### Problem:
Locate each line holding the string "председательствует" and copy it.

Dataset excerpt

- - - - -

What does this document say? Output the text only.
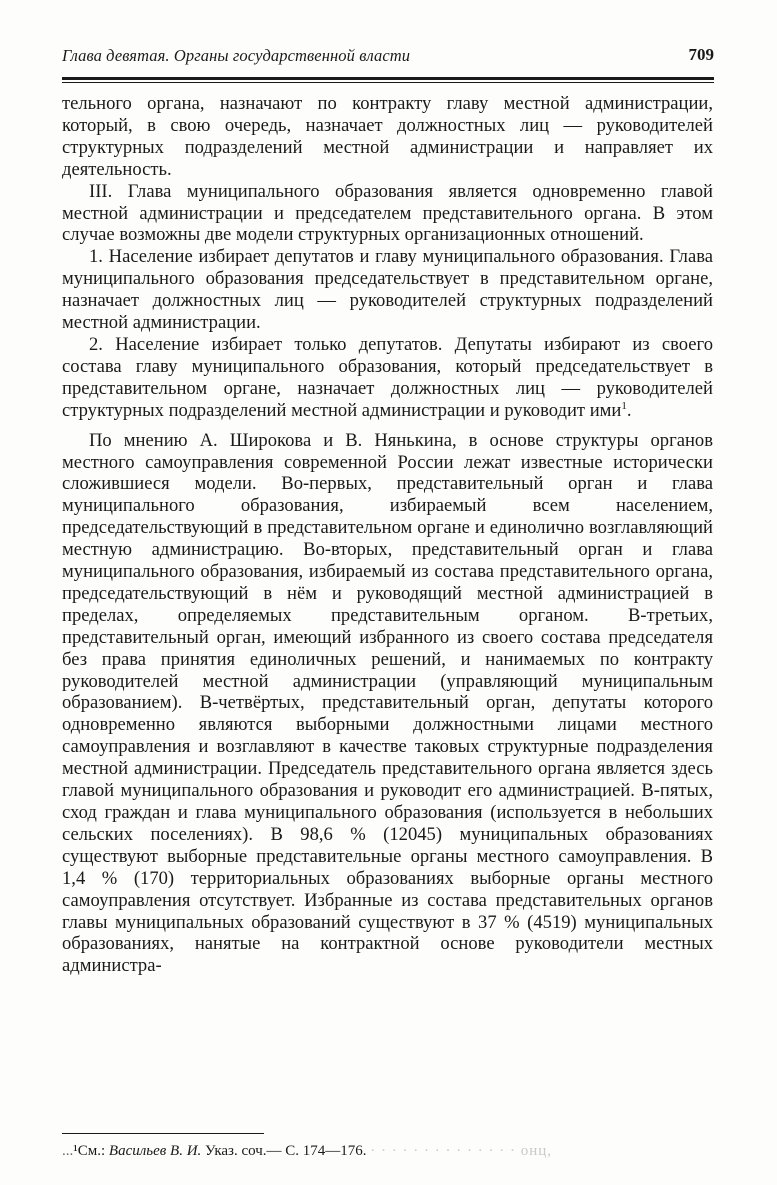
Глава девятая. Органы государственной власти	709

тельного органа, назначают по контракту главу местной администрации, который, в свою очередь, назначает должностных лиц — руководителей структурных подразделений местной администрации и направляет их деятельность.

III. Глава муниципального образования является одновременно главой местной администрации и председателем представительного органа. В этом случае возможны две модели структурных организационных отношений.

1. Население избирает депутатов и главу муниципального образования. Глава муниципального образования председательствует в представительном органе, назначает должностных лиц — руководителей структурных подразделений местной администрации.

2. Население избирает только депутатов. Депутаты избирают из своего состава главу муниципального образования, который председательствует в представительном органе, назначает должностных лиц — руководителей структурных подразделений местной администрации и руководит ими$^1$.

По мнению А. Широкова и В. Нянькина, в основе структуры органов местного самоуправления современной России лежат известные исторически сложившиеся модели. Во-первых, представительный орган и глава муниципального образования, избираемый всем населением, председательствующий в представительном органе и единолично возглавляющий местную администрацию. Во-вторых, представительный орган и глава муниципального образования, избираемый из состава представительного органа, председательствующий в нём и руководящий местной администрацией в пределах, определяемых представительным органом. В-третьих, представительный орган, имеющий избранного из своего состава председателя без права принятия единоличных решений, и нанимаемых по контракту руководителей местной администрации (управляющий муниципальным образованием). В-четвёртых, представительный орган, депутаты которого одновременно являются выборными должностными лицами местного самоуправления и возглавляют в качестве таковых структурные подразделения местной администрации. Председатель представительного органа является здесь главой муниципального образования и руководит его администрацией. В-пятых, сход граждан и глава муниципального образования (используется в небольших сельских поселениях). В 98,6 % (12045) муниципальных образованиях существуют выборные представительные органы местного самоуправления. В 1,4 % (170) территориальных образованиях выборные органы местного самоуправления отсутствует. Избранные из состава представительных органов главы муниципальных образований существуют в 37 % (4519) муниципальных образованиях, нанятые на контрактной основе руководители местных администра-

...¹См.: Васильев В. И. Указ. соч.— С. 174—176. · · · · · · · · · · · · · · онц,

- - - - -

### Correct result:
1. Население избирает депутатов и главу муниципального образования. Глава муниципального образования председательствует в представительном органе, назначает должностных лиц — руководителей структурных подразделений местной администрации.
2. Население избирает только депутатов. Депутаты избирают из своего состава главу муниципального образования, который председательствует в представительном органе, назначает должностных лиц — руководителей структурных подразделений местной администрации и руководит ими$^1$.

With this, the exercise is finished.